- [What is expected]
Give the entries again, word for word.

- [Available records]
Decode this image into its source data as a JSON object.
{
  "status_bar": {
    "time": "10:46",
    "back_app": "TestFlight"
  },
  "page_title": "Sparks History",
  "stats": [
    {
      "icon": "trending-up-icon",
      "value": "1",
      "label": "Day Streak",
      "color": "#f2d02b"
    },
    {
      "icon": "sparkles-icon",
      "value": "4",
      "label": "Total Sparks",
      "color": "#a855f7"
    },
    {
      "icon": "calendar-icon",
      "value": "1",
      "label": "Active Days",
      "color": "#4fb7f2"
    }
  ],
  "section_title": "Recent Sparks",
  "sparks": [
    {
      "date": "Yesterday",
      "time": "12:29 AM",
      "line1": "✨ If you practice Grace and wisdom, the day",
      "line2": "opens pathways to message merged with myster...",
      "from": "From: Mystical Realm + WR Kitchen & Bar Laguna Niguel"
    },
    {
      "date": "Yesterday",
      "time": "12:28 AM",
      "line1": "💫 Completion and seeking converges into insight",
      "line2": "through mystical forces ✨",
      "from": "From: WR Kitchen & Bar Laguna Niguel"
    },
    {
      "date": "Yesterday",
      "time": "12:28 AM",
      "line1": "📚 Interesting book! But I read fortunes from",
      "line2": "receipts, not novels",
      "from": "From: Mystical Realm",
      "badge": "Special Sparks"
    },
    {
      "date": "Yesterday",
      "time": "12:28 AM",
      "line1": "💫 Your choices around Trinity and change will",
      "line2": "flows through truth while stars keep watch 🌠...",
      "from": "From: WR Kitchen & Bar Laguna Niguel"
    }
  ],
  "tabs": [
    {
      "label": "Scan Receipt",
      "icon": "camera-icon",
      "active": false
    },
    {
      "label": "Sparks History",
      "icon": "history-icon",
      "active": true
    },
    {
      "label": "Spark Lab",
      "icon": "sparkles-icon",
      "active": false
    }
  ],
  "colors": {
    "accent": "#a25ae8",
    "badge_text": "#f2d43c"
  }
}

- [Final result]
Decode this image into its source data as a JSON object.
{
  "status_bar": {
    "time": "10:46",
    "back_app": "TestFlight"
  },
  "page_title": "Sparks History",
  "stats": [
    {
      "icon": "trending-up-icon",
      "value": "1",
      "label": "Day Streak",
      "color": "#f2d02b"
    },
    {
      "icon": "sparkles-icon",
      "value": "4",
      "label": "Total Sparks",
      "color": "#a855f7"
    },
    {
      "icon": "calendar-icon",
      "value": "1",
      "label": "Active Days",
      "color": "#4fb7f2"
    }
  ],
  "section_title": "Recent Sparks",
  "sparks": [
    {
      "date": "Yesterday",
      "time": "12:29 AM",
      "line1": "✨ If you practice Grace and wisdom, the day",
      "line2": "opens pathways to message merged with myster...",
      "from": "From: Mystical Realm + WR Kitchen & Bar Laguna Niguel"
    },
    {
      "date": "Yesterday",
      "time": "12:28 AM",
      "line1": "💫 Completion and seeking converges into insight",
      "line2": "through mystical forces ✨",
      "from": "From: WR Kitchen & Bar Laguna Niguel"
    },
    {
      "date": "Yesterday",
      "time": "12:28 AM",
      "line1": "📚 Interesting book! But I read fortunes from",
      "line2": "receipts, not novels",
      "from": "From: Mystical Realm",
      "badge": "Special Sparks"
    },
    {
      "date": "Yesterday",
      "time": "12:28 AM",
      "line1": "💫 Your choices around Trinity and change will",
      "line2": "flows through truth while stars keep watch 🌠...",
      "from": "From: WR Kitchen & Bar Laguna Niguel"
    }
  ],
  "tabs": [
    {
      "label": "Scan Receipt",
      "icon": "camera-icon",
      "active": false
    },
    {
      "label": "Sparks History",
      "icon": "history-icon",
      "active": true
    },
    {
      "label": "Spark Lab",
      "icon": "sparkles-icon",
      "active": false
    }
  ],
  "colors": {
    "accent": "#a25ae8",
    "badge_text": "#f2d43c"
  }
}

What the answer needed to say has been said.